Directions:
Quote the passage of the college football forum thread below that runs between "## weagle (Sep" and "Slayer (Sep 4, 2014)", inclusive, word for word.

And I'm fine where we are.... But #1?  Who'd they play McEachern?


----------



## tcward (Sep 3, 2014)

Woodsman69 said:


> yeah and none in the #1 spot



Yet....


----------



## weagle (Sep 4, 2014)

Auburn's schedule is absolutely brutal.  If we were to win out this year, we should just claim the title and sit home while the other 4 battle it out for second place in the playoff.


----------



## Browning Slayer (Sep 4, 2014)

weagle said:


> Auburn's schedule is absolutely brutal.  If we were to win out this year, we should just claim the title and sit home while the other 4 battle it out for second place in the playoff.




Auburn is going to need a lot of fluke plays to get a shot this year.. Not sure they are that lucky this year...


----------



## SouthPaw Draw (Sep 5, 2014)

Rebel Yell said:


> Maybe not, but FSU will.  See how that works?  I'm a fan of my team.



With your schedule no reason to believe FSU won't win out (SOS #46 in the nation).....


Sept. 6  The Citadel Bulldogs 
Doak Campbell Stadium

Sept. 20  Clemson Tigers 
Doak Campbell Stadium

Sept. 27  at NC State Wolfpack
Carter-Finley Stadium, Raleigh

Oct. 4  Wake Forest Demon Deacons 
Doak Campbell Stadium

Oct. 11  at Syracuse Orange 
Carrier Dome, Syracuse

Oct. 18  Notre Dame Fighting Irish 
Doak Campbell Stadium

Oct. 30  at Louisville Cardinals 
Papa John's Cardinal Stadium, Louisville, KY 

Nov. 8  Virginia Cavaliers (HC)
Doak Campbell Stadium

Nov. 15  at Miami (FL) Hurricanes 
Sun Life Stadium, Miami Gardens, FL 

Nov. 22  Boston College Eagles 
Doak Campbell Stadium

Nov. 29  Florida Gators 
Doak Campbell Stadium


----------



## Rebel Yell (Sep 5, 2014)

SouthPaw Draw said:


> With your schedule no reason to believe FSU won't win out (SOS #46 in the nation).....



I know, right.  Thank God for cross division games and an ACC team on the schedule or UGA's schedule would rival the Big East.

Extracted records:
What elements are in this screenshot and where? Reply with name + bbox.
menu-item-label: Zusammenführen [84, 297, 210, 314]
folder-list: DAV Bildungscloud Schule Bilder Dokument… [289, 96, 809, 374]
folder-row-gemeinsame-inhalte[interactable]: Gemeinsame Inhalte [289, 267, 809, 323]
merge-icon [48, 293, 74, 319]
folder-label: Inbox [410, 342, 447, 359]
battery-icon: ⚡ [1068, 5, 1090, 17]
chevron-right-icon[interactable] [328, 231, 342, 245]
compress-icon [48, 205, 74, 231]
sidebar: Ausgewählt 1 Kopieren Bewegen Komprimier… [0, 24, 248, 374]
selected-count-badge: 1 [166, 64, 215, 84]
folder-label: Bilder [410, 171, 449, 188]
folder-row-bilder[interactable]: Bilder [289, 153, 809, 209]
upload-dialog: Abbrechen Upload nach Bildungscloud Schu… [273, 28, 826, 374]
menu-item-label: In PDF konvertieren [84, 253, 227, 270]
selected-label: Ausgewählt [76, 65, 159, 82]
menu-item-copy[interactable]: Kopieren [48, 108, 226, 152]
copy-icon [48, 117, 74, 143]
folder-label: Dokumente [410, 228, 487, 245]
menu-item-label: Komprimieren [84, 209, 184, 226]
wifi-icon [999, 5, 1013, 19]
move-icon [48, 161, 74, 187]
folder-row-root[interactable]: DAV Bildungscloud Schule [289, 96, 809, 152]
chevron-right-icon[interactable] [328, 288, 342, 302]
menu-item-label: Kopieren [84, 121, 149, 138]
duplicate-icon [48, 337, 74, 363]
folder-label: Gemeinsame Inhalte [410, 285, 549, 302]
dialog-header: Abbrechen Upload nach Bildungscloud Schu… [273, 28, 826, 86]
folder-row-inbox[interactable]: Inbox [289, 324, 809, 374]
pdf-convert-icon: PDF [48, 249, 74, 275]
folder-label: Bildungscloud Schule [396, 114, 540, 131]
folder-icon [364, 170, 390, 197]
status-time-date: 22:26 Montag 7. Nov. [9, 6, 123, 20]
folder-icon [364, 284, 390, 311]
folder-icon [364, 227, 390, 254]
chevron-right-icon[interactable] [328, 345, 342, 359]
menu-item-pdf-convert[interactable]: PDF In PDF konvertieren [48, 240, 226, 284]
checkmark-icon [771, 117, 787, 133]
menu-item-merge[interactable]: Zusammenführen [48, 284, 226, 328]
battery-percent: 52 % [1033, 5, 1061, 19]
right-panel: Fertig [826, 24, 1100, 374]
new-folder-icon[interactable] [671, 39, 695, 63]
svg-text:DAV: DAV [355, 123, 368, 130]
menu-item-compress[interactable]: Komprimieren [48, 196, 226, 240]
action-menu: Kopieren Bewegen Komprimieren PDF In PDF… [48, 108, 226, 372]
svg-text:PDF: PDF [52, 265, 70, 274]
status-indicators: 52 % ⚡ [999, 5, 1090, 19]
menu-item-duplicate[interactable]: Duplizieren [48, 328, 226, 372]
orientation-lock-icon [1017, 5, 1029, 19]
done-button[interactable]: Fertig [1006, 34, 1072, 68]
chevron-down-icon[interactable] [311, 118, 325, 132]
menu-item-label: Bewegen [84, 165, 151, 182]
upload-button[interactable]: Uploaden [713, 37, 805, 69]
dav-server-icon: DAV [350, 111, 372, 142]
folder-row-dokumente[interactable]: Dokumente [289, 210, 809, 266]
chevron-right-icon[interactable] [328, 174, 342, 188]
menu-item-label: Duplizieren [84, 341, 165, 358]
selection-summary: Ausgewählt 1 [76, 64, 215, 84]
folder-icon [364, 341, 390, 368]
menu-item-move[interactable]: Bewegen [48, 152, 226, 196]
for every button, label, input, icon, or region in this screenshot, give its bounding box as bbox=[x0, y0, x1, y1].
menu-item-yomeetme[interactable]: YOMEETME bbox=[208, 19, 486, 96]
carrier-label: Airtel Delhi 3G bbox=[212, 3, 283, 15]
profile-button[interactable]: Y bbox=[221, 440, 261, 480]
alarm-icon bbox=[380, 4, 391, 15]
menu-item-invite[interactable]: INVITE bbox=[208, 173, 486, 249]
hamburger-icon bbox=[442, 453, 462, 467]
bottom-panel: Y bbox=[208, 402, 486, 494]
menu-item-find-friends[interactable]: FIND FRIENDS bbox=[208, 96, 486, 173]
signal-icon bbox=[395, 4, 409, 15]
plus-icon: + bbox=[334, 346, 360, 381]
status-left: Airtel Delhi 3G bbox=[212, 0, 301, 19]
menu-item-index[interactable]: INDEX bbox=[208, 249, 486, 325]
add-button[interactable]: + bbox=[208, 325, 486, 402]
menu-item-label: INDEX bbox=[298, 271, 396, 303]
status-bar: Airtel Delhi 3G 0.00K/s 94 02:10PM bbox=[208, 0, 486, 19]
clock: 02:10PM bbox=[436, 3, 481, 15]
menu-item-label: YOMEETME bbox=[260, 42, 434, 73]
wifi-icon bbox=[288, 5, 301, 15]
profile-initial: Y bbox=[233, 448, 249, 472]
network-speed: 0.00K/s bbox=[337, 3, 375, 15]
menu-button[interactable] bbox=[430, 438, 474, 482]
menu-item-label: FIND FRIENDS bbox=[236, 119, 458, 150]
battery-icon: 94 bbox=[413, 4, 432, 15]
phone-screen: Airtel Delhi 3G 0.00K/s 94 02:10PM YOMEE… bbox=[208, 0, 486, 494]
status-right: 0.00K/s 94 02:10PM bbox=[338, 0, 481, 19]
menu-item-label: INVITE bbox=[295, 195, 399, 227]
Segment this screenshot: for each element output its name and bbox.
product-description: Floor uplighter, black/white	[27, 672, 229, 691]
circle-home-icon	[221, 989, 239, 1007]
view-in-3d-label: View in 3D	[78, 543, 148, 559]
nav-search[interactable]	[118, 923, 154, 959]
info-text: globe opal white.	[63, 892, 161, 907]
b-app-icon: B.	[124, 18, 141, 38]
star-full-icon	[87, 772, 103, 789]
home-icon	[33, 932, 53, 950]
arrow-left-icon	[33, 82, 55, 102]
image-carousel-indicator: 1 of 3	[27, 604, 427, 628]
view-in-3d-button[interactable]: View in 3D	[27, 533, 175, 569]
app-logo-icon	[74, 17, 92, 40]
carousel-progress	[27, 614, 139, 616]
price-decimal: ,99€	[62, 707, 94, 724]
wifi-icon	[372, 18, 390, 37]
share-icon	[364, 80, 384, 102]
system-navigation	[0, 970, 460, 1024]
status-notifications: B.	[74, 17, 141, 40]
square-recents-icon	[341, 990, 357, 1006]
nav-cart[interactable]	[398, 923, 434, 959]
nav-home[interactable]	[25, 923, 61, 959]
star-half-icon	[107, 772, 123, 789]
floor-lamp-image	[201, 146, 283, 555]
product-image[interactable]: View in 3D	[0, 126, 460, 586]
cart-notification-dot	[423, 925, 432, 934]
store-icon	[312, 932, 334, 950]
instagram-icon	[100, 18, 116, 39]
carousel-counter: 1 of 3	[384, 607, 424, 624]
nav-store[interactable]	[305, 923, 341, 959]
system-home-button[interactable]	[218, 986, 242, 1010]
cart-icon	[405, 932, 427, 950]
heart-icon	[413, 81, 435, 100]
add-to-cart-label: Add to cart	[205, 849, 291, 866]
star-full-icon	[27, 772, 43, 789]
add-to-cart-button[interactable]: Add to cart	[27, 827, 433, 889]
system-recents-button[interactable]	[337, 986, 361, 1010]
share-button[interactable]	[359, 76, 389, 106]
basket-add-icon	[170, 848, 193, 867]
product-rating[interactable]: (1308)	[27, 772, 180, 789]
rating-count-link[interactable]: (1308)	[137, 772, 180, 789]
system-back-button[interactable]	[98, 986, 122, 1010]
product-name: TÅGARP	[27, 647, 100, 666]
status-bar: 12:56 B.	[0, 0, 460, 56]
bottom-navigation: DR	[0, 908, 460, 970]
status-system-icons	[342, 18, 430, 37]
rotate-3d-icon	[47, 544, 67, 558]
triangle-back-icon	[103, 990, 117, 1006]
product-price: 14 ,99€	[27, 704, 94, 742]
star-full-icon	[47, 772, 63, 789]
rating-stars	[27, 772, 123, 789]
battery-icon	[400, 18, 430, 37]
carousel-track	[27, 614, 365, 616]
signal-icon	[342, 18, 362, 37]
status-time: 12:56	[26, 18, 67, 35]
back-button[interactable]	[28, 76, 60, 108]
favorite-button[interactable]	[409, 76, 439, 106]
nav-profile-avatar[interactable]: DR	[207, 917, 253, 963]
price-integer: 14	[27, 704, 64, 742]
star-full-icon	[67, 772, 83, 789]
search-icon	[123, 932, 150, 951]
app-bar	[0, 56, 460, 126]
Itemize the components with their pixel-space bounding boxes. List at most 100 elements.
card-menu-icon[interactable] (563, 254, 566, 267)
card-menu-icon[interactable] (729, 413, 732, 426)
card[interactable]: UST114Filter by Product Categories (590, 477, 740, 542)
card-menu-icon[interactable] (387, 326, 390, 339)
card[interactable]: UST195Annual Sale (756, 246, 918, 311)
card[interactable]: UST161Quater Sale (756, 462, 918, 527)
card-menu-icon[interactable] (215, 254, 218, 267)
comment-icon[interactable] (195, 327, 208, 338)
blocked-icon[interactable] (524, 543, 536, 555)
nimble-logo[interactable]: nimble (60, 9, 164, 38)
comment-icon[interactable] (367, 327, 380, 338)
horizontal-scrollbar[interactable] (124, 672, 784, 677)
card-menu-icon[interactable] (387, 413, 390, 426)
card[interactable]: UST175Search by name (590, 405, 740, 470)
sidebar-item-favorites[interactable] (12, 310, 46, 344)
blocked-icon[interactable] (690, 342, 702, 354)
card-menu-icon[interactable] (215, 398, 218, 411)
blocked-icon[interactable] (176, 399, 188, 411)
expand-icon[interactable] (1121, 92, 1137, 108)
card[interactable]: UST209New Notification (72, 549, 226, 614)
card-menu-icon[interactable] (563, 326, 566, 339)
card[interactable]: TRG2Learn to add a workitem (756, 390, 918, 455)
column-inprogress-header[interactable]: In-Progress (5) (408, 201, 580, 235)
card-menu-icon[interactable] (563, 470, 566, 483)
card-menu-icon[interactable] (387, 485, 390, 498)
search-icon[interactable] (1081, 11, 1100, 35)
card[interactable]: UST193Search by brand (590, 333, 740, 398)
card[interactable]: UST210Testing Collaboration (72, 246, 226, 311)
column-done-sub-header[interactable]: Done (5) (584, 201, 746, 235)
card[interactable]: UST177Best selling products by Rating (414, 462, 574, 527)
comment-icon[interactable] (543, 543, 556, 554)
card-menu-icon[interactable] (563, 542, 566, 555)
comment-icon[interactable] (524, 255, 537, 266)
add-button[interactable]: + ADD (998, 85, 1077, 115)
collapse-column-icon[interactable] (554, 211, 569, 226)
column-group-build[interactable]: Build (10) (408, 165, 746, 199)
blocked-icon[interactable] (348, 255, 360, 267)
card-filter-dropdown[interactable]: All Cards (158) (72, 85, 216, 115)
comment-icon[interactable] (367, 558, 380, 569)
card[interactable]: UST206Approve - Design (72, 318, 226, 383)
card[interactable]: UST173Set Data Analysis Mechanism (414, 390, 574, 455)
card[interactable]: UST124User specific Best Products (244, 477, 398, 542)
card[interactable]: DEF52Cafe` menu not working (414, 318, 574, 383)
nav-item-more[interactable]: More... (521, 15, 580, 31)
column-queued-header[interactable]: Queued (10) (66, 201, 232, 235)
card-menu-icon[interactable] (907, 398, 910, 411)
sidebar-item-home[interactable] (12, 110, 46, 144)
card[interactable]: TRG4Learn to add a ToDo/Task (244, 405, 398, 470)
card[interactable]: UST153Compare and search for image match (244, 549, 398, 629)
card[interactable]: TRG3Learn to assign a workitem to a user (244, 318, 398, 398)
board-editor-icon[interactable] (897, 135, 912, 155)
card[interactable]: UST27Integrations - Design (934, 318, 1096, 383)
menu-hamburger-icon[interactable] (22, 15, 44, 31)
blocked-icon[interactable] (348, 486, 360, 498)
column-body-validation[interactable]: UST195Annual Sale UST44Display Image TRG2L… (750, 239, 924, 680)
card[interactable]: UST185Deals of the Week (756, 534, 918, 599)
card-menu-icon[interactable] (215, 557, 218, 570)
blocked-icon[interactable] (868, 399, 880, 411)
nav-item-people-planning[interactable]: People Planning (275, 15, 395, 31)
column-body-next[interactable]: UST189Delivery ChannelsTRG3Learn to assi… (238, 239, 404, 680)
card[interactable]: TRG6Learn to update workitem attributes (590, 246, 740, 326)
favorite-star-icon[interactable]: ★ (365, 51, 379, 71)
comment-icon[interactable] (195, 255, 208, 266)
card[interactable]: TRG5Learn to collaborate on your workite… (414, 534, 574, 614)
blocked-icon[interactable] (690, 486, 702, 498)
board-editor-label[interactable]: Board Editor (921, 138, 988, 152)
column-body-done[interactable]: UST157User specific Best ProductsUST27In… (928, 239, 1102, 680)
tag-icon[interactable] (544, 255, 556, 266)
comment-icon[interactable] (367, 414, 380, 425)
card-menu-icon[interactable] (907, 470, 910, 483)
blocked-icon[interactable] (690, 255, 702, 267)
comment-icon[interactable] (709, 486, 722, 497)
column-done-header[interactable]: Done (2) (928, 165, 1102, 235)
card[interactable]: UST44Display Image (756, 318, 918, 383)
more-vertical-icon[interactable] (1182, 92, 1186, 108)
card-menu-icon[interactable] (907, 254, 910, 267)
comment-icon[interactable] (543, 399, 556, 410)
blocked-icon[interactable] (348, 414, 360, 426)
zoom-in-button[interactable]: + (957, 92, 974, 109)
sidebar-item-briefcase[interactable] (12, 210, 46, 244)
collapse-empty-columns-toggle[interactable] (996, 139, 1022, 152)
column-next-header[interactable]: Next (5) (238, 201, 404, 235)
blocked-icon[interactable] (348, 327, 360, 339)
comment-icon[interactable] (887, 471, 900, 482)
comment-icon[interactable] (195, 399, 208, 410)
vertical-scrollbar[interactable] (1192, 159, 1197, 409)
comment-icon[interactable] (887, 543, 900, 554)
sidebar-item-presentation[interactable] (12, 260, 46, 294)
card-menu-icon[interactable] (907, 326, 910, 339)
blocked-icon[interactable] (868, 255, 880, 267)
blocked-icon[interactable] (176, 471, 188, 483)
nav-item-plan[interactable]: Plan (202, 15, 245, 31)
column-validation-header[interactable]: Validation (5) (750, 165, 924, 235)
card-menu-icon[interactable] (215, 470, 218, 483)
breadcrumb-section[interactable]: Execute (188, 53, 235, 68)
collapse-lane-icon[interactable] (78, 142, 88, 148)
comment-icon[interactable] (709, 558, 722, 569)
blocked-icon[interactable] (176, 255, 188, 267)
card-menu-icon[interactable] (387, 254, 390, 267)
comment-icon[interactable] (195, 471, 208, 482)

Answer to the exercise:
## weagle (Sep 4, 2014)

Auburn's schedule is absolutely brutal.  If we were to win out this year, we should just claim the title and sit home while the other 4 battle it out for second place in the playoff.


----------



## Browning Slayer (Sep 4, 2014)